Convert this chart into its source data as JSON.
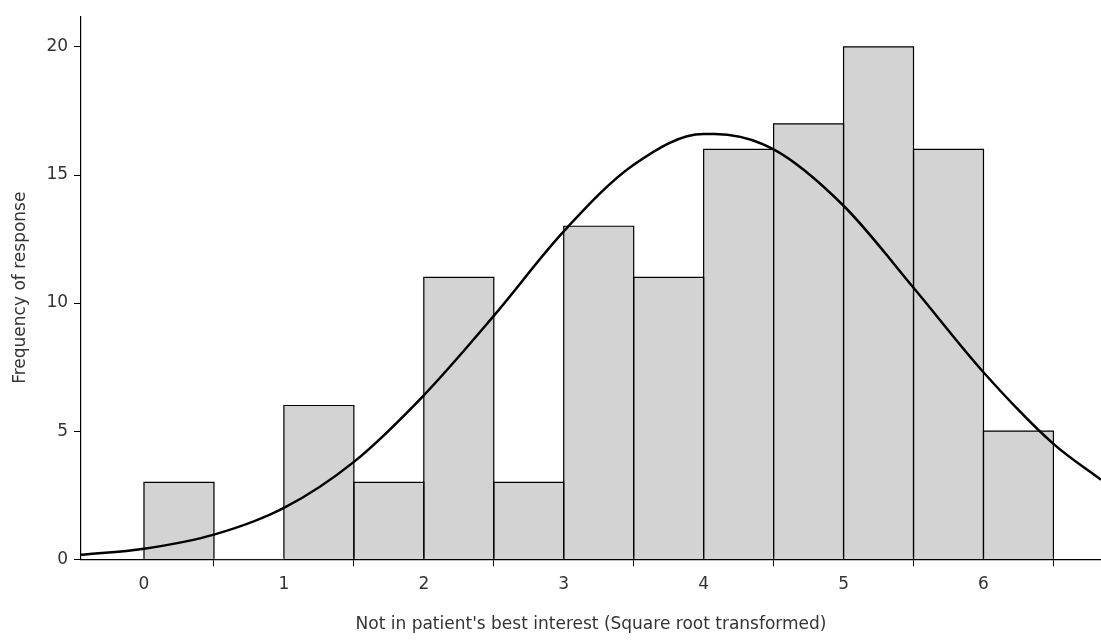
{
  "chart_data": {
    "type": "histogram",
    "xlabel": "Not in patient's best interest (Square root transformed)",
    "ylabel": "Frequency of response",
    "bins": [
      0,
      0.5,
      1,
      1.5,
      2,
      2.5,
      3,
      3.5,
      4,
      4.5,
      5,
      5.5,
      6,
      6.5
    ],
    "values": [
      3,
      0,
      6,
      3,
      11,
      3,
      13,
      11,
      16,
      17,
      20,
      16,
      5
    ],
    "color": "#d3d3d3",
    "series": [
      {
        "type": "line",
        "color": "#000000",
        "x": [
          -0.45,
          0,
          0.5,
          1,
          1.5,
          2,
          2.5,
          3,
          3.5,
          4,
          4.08,
          4.5,
          5,
          5.5,
          6,
          6.5,
          6.84
        ],
        "values": [
          0.17,
          0.41,
          0.96,
          2.0,
          3.8,
          6.4,
          9.5,
          12.8,
          15.4,
          16.6,
          16.6,
          16.0,
          13.8,
          10.6,
          7.3,
          4.5,
          3.1
        ]
      }
    ],
    "xlim": [
      -0.45,
      6.84
    ],
    "xticks": [
      0,
      1,
      2,
      3,
      4,
      5,
      6
    ],
    "ylim": [
      0,
      21.2
    ],
    "yticks": [
      0,
      5,
      10,
      15,
      20
    ],
    "grid": false,
    "legend": false,
    "marker": "none"
  }
}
──────────
[Exercise prompt] Reproduce all the entries that precede this task, word for word, minus any pictures.

[Problem solution]
Convert this chart into its source data as JSON.
{
  "chart_data": {
    "type": "histogram",
    "xlabel": "Not in patient's best interest (Square root transformed)",
    "ylabel": "Frequency of response",
    "bins": [
      0,
      0.5,
      1,
      1.5,
      2,
      2.5,
      3,
      3.5,
      4,
      4.5,
      5,
      5.5,
      6,
      6.5
    ],
    "values": [
      3,
      0,
      6,
      3,
      11,
      3,
      13,
      11,
      16,
      17,
      20,
      16,
      5
    ],
    "color": "#d3d3d3",
    "series": [
      {
        "type": "line",
        "color": "#000000",
        "x": [
          -0.45,
          0,
          0.5,
          1,
          1.5,
          2,
          2.5,
          3,
          3.5,
          4,
          4.08,
          4.5,
          5,
          5.5,
          6,
          6.5,
          6.84
        ],
        "values": [
          0.17,
          0.41,
          0.96,
          2.0,
          3.8,
          6.4,
          9.5,
          12.8,
          15.4,
          16.6,
          16.6,
          16.0,
          13.8,
          10.6,
          7.3,
          4.5,
          3.1
        ]
      }
    ],
    "xlim": [
      -0.45,
      6.84
    ],
    "xticks": [
      0,
      1,
      2,
      3,
      4,
      5,
      6
    ],
    "ylim": [
      0,
      21.2
    ],
    "yticks": [
      0,
      5,
      10,
      15,
      20
    ],
    "grid": false,
    "legend": false,
    "marker": "none"
  }
}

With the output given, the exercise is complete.